* **Exercise a**:
In the text headed "Dry County," around which place does DCI Lefebvre gaze over bleached, parched fields?

* **Text provided**:

Friday, 19 July 2013

Dry County

The thunder had arrived late in the afternoon after a sapping accumulation of cloud and heat. From the moment they lifted their heads from the pillows that morning, the entire population of the City of Wells became aware that only a deluge would shatter the lethargy that had descended upon the town, wash it away with the dust. Moods swung, tempers rose and fell; those inclined to emotional instability sensibly closed the curtains and locked themselves in.
DCI Lefebvre couldn’t work through a storm, even the mere hint of one sent her into paroxysms of delicious anticipation. She was certain that there were fewer storms nowadays than when she was a child, just like snow. But the summers were undoubtedly drier, hotter, so her love of extremes was satisfied. It was a difficult balance to maintain. She would pull up in her car, switch off the engine and gaze lovingly over the bleached, parched fields around Priddy. The rain would change all that, restore fecundity and growth but even she knew it would take a monsoon to make good the soil/moisture deficit. She needed the storm, she could live with the risk, what would be infinitely worse would be the disappointment if it didn’t live up to her expectations. 
María Inés de la Cruz: Ruega por Nosotras Pecadoras (Pray for us Sinners), Libertad 2009 (my translation)
I'd set my class of teenaged English language students an essay entitled 'Party every night, party every day: You only live once so why bother with the tedious and the mundane? Discuss'.
I'd expected - hoped - they'd go along with my irresponsible hedonism but it soon turned out I was in a minority of one. A disturbingly mature sixteen year-old pointed out that if one does, party every night and party every day then the act of partying itself becomes tedious and mundane. Out of the mouths of babes and Italian teenagers; Nicola had a point and deep down inside I know he's right but I can't possibly bring myself to agree with him.

Visual layout annotation data
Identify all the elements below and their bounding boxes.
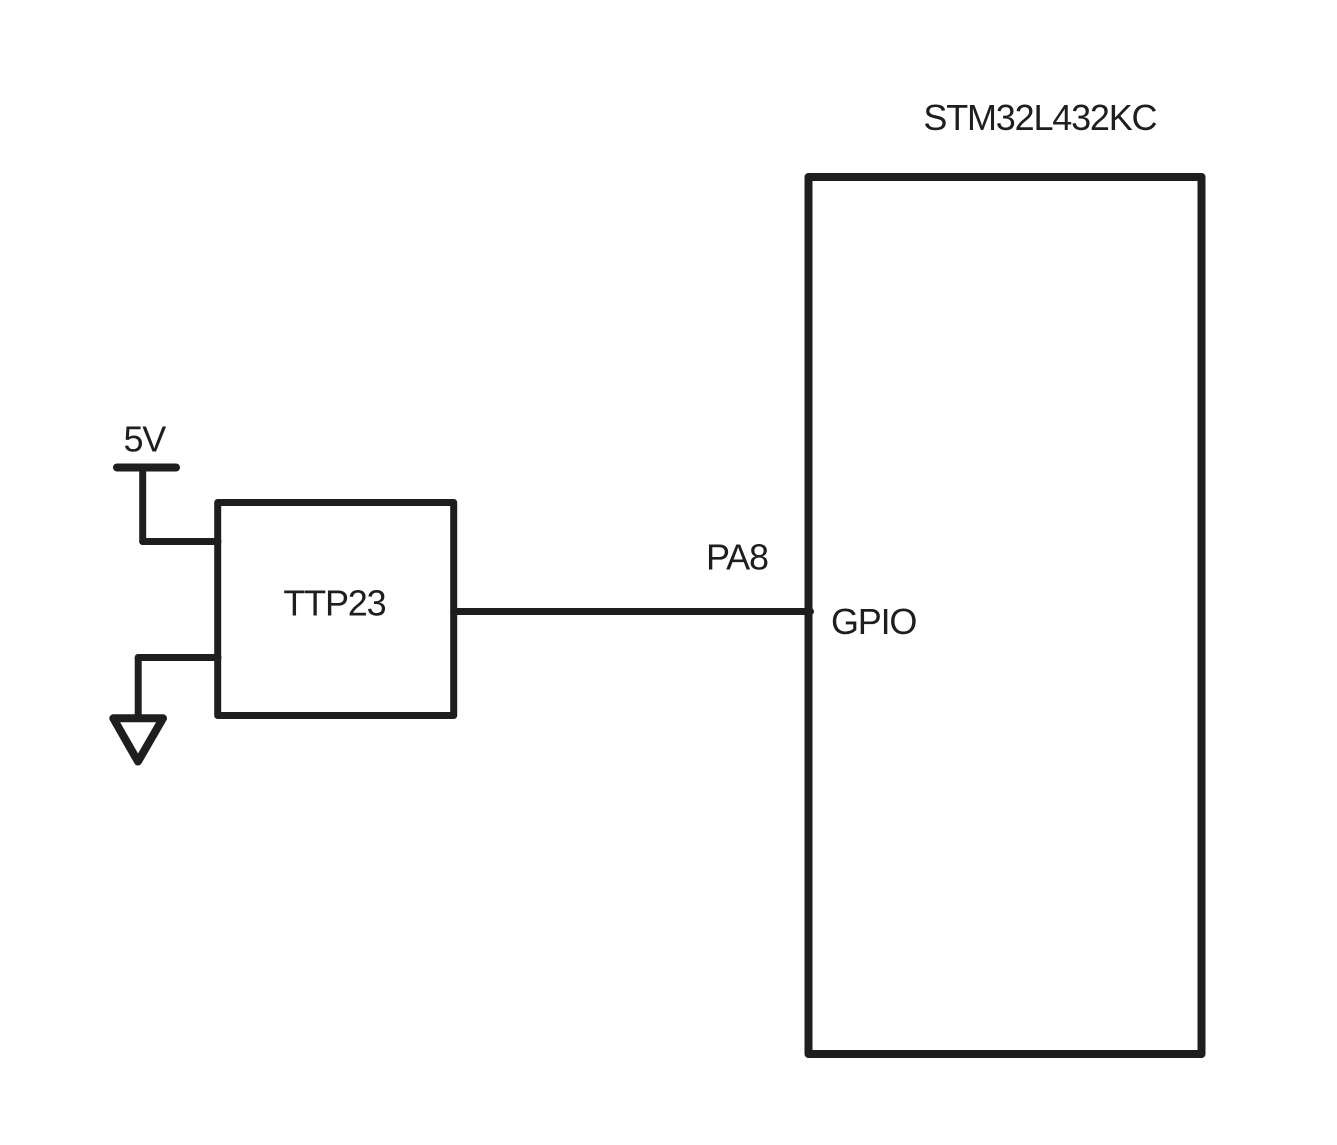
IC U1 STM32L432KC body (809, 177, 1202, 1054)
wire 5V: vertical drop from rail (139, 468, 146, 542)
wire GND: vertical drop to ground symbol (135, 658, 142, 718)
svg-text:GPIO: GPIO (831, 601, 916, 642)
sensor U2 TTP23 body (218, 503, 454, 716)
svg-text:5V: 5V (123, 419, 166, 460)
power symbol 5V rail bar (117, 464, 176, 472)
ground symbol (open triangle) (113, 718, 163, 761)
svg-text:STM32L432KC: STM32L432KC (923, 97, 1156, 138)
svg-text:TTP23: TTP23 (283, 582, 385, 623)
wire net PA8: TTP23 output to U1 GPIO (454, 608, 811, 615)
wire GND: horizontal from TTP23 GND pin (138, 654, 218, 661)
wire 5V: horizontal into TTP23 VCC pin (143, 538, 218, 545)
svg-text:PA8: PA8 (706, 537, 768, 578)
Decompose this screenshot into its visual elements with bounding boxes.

...

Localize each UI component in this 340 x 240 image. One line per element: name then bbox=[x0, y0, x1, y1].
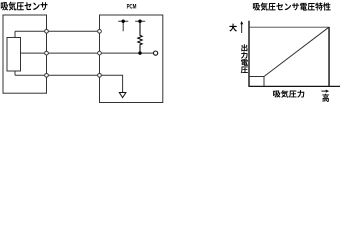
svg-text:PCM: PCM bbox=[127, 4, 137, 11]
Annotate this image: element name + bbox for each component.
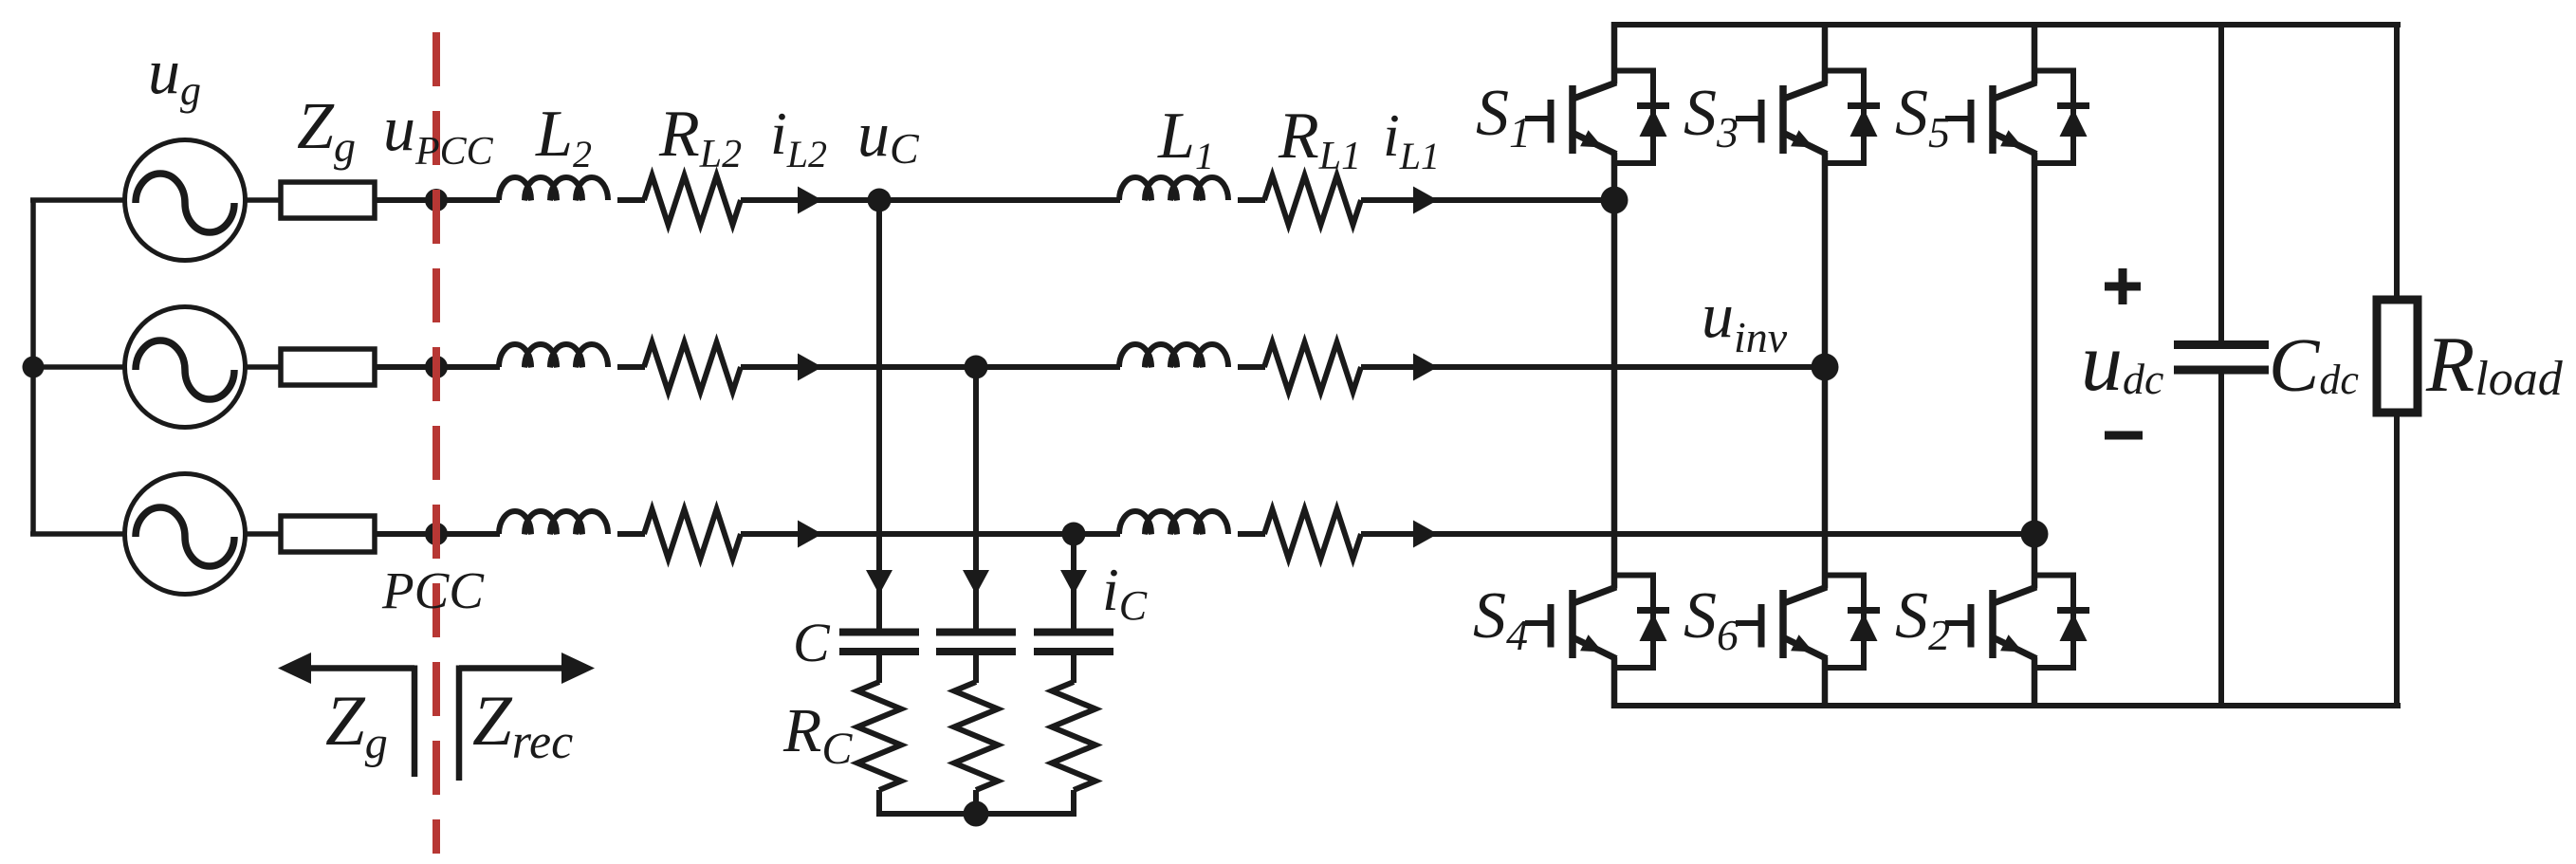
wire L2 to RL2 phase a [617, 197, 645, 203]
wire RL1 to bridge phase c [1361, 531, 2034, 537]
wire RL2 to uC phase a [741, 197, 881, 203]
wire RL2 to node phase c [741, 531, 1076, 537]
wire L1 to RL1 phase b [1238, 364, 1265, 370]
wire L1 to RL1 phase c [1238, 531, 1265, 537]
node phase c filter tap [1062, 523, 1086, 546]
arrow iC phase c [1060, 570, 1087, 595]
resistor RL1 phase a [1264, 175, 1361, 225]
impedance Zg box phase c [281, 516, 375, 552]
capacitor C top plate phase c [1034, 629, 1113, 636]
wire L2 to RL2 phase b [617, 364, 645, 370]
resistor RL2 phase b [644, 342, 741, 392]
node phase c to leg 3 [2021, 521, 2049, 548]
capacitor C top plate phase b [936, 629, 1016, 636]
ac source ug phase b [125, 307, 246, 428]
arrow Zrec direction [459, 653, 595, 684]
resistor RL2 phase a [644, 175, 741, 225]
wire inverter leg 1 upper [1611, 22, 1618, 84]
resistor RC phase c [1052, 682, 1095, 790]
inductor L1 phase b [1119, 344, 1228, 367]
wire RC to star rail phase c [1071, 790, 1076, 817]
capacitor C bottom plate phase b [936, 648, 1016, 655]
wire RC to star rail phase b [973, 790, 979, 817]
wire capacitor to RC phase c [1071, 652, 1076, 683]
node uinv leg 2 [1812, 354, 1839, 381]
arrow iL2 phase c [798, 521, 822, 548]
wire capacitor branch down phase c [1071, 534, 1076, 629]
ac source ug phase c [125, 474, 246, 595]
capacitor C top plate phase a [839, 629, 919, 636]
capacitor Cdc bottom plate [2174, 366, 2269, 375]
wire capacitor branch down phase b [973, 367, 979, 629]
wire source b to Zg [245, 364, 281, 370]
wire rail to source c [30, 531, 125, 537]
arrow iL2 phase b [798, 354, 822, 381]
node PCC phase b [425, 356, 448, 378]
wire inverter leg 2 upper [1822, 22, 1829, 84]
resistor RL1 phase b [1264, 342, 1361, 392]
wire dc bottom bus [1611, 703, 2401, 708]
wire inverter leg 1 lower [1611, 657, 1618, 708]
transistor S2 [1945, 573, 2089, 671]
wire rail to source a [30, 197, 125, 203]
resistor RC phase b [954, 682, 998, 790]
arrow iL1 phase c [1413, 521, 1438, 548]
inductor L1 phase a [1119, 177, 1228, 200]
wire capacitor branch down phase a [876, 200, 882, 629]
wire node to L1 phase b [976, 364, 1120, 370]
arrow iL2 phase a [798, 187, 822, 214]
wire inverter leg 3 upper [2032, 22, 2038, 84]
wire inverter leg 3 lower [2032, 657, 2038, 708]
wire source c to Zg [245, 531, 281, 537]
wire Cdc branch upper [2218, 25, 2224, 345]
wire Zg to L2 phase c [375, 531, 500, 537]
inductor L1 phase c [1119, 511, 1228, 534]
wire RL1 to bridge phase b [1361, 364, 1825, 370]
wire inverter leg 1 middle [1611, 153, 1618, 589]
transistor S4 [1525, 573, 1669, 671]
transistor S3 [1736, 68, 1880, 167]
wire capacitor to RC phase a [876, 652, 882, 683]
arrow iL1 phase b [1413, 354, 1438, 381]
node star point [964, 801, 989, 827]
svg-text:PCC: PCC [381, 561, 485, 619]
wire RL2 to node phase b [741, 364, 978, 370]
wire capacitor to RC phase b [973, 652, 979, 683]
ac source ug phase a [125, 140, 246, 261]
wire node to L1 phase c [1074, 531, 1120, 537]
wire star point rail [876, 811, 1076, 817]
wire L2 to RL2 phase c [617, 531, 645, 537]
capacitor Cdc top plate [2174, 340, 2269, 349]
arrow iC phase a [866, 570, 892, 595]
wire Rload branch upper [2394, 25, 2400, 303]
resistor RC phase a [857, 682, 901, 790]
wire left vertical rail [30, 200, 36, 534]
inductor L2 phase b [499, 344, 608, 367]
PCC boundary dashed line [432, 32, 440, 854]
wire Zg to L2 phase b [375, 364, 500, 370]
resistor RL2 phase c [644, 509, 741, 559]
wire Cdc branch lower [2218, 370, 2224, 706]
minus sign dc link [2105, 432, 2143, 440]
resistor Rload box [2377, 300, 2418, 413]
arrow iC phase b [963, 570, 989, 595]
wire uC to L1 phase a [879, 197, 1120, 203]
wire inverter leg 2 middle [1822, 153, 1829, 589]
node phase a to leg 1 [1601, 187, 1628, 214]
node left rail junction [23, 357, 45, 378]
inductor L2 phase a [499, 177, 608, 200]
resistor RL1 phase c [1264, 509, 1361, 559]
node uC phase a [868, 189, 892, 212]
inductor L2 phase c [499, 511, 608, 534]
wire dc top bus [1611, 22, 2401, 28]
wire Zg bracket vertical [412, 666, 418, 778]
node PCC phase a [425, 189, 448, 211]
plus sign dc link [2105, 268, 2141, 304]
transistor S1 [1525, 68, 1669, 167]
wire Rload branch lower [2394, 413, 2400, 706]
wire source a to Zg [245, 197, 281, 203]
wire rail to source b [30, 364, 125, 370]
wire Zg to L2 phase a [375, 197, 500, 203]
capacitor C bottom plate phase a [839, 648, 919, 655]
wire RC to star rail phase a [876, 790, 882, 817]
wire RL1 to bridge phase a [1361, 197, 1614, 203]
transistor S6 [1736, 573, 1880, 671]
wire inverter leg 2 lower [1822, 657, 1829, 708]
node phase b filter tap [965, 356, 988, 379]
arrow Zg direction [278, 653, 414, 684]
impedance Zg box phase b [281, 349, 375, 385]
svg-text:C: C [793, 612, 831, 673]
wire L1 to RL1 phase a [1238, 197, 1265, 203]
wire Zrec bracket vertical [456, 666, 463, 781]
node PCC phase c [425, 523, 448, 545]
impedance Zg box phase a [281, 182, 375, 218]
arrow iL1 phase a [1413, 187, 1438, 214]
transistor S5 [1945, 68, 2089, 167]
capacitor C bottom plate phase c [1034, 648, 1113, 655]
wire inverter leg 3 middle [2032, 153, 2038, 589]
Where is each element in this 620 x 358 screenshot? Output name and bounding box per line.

* **Exercise b**:
Retype the lines of the records starting at the line that contains "Identify all the" and ending at the line that contains "Decompose this screenshot", with both of those lines included. Leave out the pictures.

* **Full answer a**:
Around Priddy.

* **Full answer b**:
Identify all the elements below and their bounding boxes.
IC U1 STM32L432KC body (809, 177, 1202, 1054)
wire 5V: vertical drop from rail (139, 468, 146, 542)
wire GND: vertical drop to ground symbol (135, 658, 142, 718)
svg-text:GPIO: GPIO (831, 601, 916, 642)
sensor U2 TTP23 body (218, 503, 454, 716)
svg-text:5V: 5V (123, 419, 166, 460)
power symbol 5V rail bar (117, 464, 176, 472)
ground symbol (open triangle) (113, 718, 163, 761)
svg-text:STM32L432KC: STM32L432KC (923, 97, 1156, 138)
svg-text:TTP23: TTP23 (283, 582, 385, 623)
wire net PA8: TTP23 output to U1 GPIO (454, 608, 811, 615)
wire GND: horizontal from TTP23 GND pin (138, 654, 218, 661)
wire 5V: horizontal into TTP23 VCC pin (143, 538, 218, 545)
svg-text:PA8: PA8 (706, 537, 768, 578)
Decompose this screenshot into its visual elements with bounding boxes.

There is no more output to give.